▸ **Instructions to follow**:
How many of the lines below hold the word "יצחק"? Answer only with the number.
[START OF Raw records]
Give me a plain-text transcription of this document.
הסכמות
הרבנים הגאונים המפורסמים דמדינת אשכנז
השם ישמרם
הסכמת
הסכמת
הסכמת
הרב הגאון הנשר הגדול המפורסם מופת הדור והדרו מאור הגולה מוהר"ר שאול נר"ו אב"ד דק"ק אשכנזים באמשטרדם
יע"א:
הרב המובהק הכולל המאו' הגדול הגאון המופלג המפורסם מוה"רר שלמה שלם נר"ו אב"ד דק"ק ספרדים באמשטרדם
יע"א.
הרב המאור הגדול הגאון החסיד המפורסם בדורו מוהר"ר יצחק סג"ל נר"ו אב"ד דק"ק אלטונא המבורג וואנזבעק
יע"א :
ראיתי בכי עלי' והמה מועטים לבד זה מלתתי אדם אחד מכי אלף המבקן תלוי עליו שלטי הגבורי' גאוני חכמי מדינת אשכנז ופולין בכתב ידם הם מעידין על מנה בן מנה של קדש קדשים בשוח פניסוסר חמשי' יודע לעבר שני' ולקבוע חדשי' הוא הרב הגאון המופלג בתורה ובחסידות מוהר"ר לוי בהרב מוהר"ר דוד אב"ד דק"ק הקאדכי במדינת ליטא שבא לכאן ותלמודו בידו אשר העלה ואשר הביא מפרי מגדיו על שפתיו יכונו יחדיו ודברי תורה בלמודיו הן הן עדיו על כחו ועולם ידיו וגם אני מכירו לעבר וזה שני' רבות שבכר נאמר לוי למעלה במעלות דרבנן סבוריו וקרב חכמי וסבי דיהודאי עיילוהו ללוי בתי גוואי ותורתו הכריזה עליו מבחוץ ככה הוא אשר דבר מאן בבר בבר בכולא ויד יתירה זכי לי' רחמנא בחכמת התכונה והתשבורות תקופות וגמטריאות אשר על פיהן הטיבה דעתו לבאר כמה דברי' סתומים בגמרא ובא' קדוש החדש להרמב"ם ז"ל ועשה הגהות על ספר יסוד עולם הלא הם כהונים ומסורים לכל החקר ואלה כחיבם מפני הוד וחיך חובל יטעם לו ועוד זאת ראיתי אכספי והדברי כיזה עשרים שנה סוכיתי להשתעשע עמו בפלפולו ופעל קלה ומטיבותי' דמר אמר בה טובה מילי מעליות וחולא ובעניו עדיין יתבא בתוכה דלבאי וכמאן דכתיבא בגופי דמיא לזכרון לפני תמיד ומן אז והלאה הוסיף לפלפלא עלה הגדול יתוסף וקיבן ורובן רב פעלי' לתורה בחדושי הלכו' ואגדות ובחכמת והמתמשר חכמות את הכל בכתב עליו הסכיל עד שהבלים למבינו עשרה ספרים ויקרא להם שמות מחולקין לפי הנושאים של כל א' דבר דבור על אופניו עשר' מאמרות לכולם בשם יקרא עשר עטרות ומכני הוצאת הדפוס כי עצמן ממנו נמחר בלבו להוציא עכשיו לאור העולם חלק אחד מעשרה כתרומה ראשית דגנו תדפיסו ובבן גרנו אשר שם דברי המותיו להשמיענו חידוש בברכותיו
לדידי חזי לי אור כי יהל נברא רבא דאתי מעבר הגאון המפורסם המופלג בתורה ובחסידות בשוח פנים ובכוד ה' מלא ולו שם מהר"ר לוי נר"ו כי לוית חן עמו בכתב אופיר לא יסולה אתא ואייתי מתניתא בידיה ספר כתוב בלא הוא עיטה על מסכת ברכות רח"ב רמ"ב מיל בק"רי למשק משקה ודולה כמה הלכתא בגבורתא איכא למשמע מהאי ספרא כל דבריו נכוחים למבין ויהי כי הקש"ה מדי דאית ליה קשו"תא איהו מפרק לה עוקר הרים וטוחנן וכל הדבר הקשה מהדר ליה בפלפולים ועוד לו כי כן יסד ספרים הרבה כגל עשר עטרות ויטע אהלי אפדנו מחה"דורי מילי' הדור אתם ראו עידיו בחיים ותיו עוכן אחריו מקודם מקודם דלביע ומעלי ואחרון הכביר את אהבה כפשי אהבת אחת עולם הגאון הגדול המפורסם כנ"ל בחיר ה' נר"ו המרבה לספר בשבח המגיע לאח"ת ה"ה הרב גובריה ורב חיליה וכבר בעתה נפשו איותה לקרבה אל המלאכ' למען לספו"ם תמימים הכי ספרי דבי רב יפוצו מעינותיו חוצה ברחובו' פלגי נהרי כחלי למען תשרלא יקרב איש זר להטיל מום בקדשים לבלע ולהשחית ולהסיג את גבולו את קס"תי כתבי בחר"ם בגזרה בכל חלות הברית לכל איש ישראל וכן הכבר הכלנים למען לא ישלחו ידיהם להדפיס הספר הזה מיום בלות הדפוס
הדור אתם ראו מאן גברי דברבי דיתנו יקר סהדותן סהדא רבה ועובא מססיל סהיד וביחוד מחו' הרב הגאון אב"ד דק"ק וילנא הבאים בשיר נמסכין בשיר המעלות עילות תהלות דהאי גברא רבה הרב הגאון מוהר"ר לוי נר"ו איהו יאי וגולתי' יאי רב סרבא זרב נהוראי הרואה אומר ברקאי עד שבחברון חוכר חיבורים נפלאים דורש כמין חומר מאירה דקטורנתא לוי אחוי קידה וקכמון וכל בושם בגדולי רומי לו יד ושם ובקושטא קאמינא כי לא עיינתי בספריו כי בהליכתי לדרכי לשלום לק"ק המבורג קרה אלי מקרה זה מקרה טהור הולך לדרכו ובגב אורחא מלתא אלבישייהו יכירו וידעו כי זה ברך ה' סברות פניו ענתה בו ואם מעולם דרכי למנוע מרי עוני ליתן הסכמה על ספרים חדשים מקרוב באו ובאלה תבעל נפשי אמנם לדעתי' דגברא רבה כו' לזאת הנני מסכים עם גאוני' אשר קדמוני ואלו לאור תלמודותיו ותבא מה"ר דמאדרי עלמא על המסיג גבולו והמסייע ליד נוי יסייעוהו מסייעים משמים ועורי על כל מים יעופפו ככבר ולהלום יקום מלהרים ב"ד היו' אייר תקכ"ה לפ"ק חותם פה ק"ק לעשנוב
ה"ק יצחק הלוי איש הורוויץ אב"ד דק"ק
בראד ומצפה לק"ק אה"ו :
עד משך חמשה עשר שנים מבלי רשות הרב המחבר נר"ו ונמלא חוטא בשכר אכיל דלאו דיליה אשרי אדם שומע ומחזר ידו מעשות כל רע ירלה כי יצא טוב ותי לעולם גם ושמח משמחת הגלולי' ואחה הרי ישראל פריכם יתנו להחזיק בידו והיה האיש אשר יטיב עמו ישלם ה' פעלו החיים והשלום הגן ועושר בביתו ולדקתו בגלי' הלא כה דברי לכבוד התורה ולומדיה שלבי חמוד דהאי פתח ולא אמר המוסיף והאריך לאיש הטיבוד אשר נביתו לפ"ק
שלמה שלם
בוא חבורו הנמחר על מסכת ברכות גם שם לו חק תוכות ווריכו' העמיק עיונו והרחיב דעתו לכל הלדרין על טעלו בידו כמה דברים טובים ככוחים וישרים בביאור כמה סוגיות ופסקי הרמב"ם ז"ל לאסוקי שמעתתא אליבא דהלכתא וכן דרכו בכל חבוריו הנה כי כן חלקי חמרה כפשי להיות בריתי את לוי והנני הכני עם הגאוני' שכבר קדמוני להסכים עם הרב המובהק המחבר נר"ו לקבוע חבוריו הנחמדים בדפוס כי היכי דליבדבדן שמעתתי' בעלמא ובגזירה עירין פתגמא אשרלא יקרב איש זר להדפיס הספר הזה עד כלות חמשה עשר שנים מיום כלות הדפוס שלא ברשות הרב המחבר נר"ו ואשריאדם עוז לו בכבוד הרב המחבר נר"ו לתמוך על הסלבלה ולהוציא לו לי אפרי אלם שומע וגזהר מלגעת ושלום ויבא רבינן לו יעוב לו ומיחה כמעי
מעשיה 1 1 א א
[END OF Raw records]
▸ **Exercise output**:
2